▸ **Challenge**: Please give the listing again in its entirety, exactly as written.

▸ **Provided material**:
* BEGIN *

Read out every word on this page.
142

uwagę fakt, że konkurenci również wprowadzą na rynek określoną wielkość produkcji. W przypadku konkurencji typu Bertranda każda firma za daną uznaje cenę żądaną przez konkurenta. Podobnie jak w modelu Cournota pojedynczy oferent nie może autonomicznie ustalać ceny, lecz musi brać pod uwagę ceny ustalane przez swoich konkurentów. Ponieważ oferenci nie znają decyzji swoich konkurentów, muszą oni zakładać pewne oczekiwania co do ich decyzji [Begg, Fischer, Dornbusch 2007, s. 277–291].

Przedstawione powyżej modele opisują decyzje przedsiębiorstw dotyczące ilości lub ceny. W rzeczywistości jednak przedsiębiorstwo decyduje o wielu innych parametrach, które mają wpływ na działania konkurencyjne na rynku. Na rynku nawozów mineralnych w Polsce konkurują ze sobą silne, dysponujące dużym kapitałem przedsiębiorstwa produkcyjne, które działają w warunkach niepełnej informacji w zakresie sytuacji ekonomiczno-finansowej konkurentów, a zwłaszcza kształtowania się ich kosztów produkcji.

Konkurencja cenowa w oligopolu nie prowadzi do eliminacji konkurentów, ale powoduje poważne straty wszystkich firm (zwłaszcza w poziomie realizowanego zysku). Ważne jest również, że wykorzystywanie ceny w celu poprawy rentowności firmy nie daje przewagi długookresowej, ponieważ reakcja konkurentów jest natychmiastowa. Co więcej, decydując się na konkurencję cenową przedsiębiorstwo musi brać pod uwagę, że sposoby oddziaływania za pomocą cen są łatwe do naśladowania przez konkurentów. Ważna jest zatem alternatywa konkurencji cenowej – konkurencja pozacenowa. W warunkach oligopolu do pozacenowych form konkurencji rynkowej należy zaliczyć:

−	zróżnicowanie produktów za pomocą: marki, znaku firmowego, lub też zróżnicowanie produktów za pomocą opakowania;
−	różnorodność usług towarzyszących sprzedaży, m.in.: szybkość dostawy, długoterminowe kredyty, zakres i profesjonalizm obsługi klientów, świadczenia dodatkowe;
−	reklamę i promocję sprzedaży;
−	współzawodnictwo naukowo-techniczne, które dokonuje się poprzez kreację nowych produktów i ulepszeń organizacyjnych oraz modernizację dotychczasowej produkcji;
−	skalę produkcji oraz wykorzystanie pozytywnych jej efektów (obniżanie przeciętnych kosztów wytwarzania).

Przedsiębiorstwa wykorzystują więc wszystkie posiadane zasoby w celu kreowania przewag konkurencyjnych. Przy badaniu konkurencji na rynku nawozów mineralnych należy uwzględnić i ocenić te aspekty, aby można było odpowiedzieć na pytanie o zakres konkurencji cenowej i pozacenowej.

* END *

▸ **Solved exercise**:
Read out every word on this page.
142

uwagę fakt, że konkurenci również wprowadzą na rynek określoną wielkość produkcji. W przypadku konkurencji typu Bertranda każda firma za daną uznaje cenę żądaną przez konkurenta. Podobnie jak w modelu Cournota pojedynczy oferent nie może autonomicznie ustalać ceny, lecz musi brać pod uwagę ceny ustalane przez swoich konkurentów. Ponieważ oferenci nie znają decyzji swoich konkurentów, muszą oni zakładać pewne oczekiwania co do ich decyzji [Begg, Fischer, Dornbusch 2007, s. 277–291].

Przedstawione powyżej modele opisują decyzje przedsiębiorstw dotyczące ilości lub ceny. W rzeczywistości jednak przedsiębiorstwo decyduje o wielu innych parametrach, które mają wpływ na działania konkurencyjne na rynku. Na rynku nawozów mineralnych w Polsce konkurują ze sobą silne, dysponujące dużym kapitałem przedsiębiorstwa produkcyjne, które działają w warunkach niepełnej informacji w zakresie sytuacji ekonomiczno-finansowej konkurentów, a zwłaszcza kształtowania się ich kosztów produkcji.

Konkurencja cenowa w oligopolu nie prowadzi do eliminacji konkurentów, ale powoduje poważne straty wszystkich firm (zwłaszcza w poziomie realizowanego zysku). Ważne jest również, że wykorzystywanie ceny w celu poprawy rentowności firmy nie daje przewagi długookresowej, ponieważ reakcja konkurentów jest natychmiastowa. Co więcej, decydując się na konkurencję cenową przedsiębiorstwo musi brać pod uwagę, że sposoby oddziaływania za pomocą cen są łatwe do naśladowania przez konkurentów. Ważna jest zatem alternatywa konkurencji cenowej – konkurencja pozacenowa. W warunkach oligopolu do pozacenowych form konkurencji rynkowej należy zaliczyć:

−	zróżnicowanie produktów za pomocą: marki, znaku firmowego, lub też zróżnicowanie produktów za pomocą opakowania;
−	różnorodność usług towarzyszących sprzedaży, m.in.: szybkość dostawy, długoterminowe kredyty, zakres i profesjonalizm obsługi klientów, świadczenia dodatkowe;
−	reklamę i promocję sprzedaży;
−	współzawodnictwo naukowo-techniczne, które dokonuje się poprzez kreację nowych produktów i ulepszeń organizacyjnych oraz modernizację dotychczasowej produkcji;
−	skalę produkcji oraz wykorzystanie pozytywnych jej efektów (obniżanie przeciętnych kosztów wytwarzania).

Przedsiębiorstwa wykorzystują więc wszystkie posiadane zasoby w celu kreowania przewag konkurencyjnych. Przy badaniu konkurencji na rynku nawozów mineralnych należy uwzględnić i ocenić te aspekty, aby można było odpowiedzieć na pytanie o zakres konkurencji cenowej i pozacenowej.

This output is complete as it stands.